# DATASET ENTRIES
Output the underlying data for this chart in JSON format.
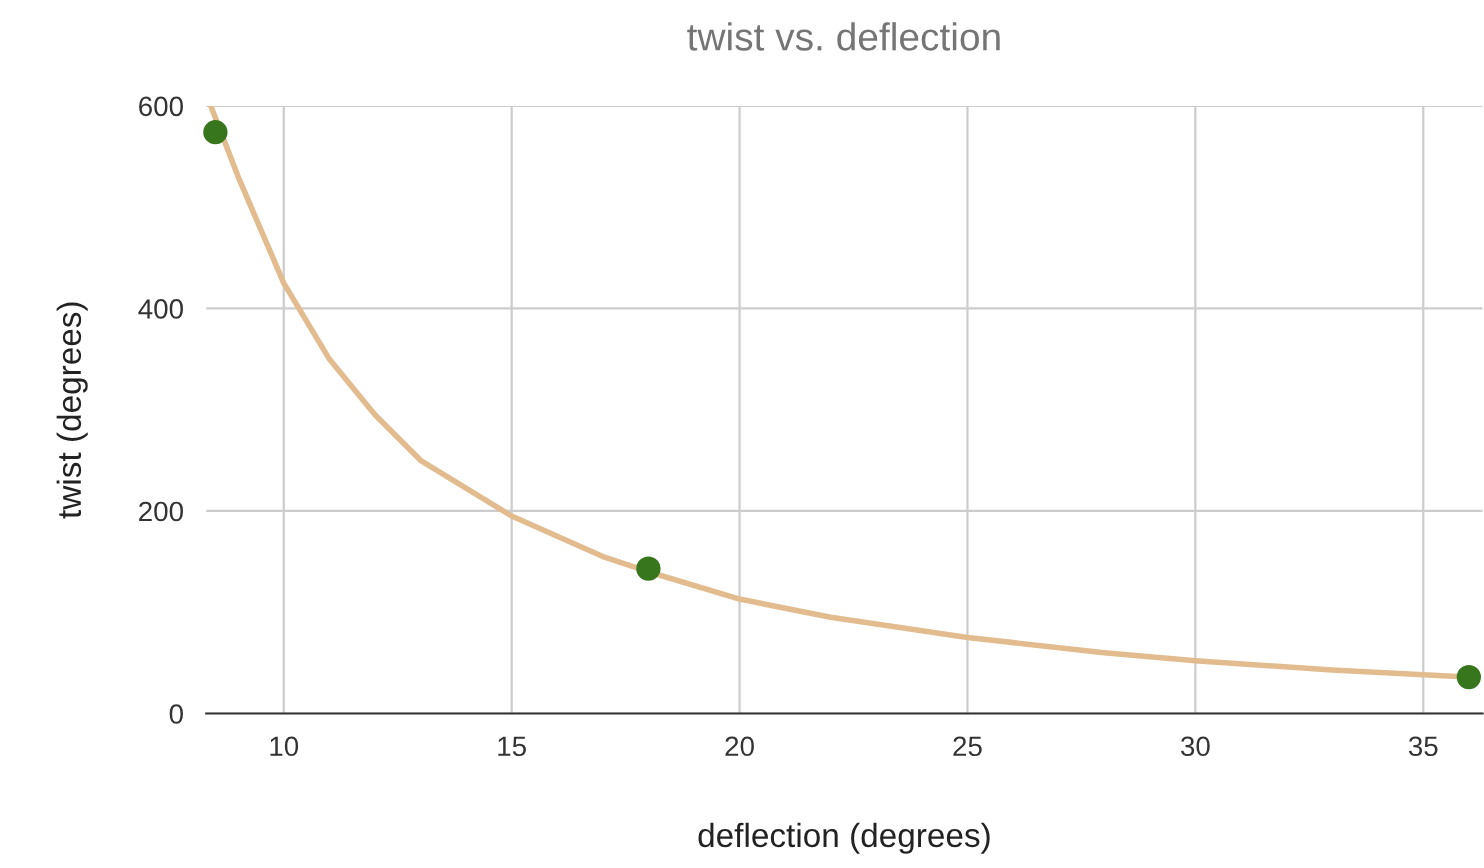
{
  "chart_data": {
    "type": "scatter",
    "title": "twist vs. deflection",
    "xlabel": "deflection (degrees)",
    "ylabel": "twist (degrees)",
    "x": [
      8.5,
      18,
      36
    ],
    "series": [
      {
        "color": "#38761d",
        "marker": "circle",
        "values": [
          574,
          143,
          36
        ]
      },
      {
        "type": "line",
        "marker": "none",
        "color": "#e2bc8f",
        "x": [
          8.4,
          9,
          10,
          11,
          12,
          13,
          15,
          17,
          18,
          20,
          22,
          25,
          28,
          30,
          33,
          36
        ],
        "values": [
          600,
          530,
          425,
          350,
          295,
          250,
          195,
          155,
          140,
          113,
          95,
          75,
          60,
          52,
          43,
          36
        ]
      }
    ],
    "xlim": [
      8.3,
      36.3
    ],
    "xticks": [
      10,
      15,
      20,
      25,
      30,
      35
    ],
    "ylim": [
      0,
      600
    ],
    "yticks": [
      0,
      200,
      400,
      600
    ],
    "grid": true
  }
}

# STATED EXERCISE
List every line from the entries above in which "twist" appears.

# SOLUTION BELOW
    "title": "twist vs. deflection",
    "ylabel": "twist (degrees)",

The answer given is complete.